- EXERCISE TASK
In the records below, find each line containing the word "kotlin" and copy it.

- GIVEN RECORDS
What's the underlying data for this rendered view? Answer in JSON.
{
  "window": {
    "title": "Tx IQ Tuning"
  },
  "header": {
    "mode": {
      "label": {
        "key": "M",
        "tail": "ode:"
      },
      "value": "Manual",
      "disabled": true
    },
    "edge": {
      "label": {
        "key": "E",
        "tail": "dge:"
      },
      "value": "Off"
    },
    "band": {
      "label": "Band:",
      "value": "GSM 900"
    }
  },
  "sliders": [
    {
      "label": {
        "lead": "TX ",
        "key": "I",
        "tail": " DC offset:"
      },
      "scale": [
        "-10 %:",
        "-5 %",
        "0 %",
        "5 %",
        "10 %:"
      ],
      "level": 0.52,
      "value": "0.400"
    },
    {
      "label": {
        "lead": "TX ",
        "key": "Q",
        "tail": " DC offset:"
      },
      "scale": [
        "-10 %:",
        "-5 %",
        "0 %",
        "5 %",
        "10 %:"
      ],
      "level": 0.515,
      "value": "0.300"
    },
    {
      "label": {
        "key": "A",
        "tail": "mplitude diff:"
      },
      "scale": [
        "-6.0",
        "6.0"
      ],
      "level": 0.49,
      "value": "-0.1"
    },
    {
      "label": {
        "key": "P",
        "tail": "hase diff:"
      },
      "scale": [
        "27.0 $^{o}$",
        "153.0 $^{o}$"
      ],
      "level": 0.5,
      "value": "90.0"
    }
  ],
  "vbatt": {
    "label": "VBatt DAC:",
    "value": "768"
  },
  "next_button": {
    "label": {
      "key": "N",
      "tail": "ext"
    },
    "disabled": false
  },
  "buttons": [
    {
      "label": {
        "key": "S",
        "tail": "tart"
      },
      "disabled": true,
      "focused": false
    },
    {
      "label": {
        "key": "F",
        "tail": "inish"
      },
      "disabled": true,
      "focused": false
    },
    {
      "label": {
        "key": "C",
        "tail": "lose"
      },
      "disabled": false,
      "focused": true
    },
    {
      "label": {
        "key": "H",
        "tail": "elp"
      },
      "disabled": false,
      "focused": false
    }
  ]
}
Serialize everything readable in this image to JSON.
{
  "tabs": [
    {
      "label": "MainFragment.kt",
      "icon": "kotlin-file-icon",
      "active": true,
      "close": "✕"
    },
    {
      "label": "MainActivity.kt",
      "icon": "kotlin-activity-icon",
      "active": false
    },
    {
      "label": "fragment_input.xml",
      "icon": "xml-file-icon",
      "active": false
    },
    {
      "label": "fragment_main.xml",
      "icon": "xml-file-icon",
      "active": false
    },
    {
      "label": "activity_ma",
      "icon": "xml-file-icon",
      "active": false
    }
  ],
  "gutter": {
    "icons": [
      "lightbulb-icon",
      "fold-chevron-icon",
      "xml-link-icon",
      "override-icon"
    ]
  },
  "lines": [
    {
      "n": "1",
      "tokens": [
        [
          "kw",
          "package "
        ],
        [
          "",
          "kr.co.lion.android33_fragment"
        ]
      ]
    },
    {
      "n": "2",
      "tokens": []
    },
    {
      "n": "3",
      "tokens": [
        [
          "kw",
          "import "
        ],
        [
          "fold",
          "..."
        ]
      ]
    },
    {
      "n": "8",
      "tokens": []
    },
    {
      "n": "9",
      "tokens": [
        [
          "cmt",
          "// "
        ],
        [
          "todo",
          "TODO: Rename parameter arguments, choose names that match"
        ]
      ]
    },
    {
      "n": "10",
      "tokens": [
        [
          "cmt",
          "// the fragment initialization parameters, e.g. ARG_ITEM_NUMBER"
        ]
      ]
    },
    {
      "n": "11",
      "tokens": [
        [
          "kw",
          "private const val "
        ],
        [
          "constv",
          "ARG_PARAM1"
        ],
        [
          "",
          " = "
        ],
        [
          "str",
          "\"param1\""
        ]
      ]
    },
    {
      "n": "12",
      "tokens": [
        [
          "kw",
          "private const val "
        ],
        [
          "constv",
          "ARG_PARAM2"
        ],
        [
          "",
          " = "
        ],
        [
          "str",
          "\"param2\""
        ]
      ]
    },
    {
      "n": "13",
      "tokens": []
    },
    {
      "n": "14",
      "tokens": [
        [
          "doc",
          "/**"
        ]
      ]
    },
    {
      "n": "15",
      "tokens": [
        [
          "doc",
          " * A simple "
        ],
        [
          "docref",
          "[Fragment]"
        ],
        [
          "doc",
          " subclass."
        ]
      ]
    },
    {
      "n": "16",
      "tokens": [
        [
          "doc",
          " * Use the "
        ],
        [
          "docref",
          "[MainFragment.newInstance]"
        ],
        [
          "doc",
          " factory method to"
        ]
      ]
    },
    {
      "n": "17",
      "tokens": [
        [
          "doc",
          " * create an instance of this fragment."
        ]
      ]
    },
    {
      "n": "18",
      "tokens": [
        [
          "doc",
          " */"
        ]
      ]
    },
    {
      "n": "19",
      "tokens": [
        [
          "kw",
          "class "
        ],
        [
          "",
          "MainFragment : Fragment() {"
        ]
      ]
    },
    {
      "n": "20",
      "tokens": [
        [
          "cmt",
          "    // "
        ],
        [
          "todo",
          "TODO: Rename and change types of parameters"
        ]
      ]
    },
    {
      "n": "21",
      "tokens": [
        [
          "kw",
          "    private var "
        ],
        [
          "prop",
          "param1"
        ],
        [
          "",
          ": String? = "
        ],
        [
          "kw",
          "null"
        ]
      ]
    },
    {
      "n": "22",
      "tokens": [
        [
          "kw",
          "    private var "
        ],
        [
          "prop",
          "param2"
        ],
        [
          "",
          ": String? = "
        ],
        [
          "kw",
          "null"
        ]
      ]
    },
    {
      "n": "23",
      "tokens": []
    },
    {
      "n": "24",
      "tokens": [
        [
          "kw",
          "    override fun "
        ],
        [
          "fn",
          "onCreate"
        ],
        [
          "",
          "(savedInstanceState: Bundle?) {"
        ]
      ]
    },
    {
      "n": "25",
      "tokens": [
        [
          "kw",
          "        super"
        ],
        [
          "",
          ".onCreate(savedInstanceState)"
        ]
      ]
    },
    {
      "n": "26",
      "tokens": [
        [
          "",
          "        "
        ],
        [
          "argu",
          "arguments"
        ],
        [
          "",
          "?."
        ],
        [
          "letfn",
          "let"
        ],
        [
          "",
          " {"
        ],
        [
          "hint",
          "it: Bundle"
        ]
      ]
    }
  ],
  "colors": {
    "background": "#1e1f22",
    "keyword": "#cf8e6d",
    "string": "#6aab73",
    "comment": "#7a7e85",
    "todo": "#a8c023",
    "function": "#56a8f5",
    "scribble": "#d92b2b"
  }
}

- EXPECTED OUTPUT
      "icon": "kotlin-file-icon",
      "icon": "kotlin-activity-icon",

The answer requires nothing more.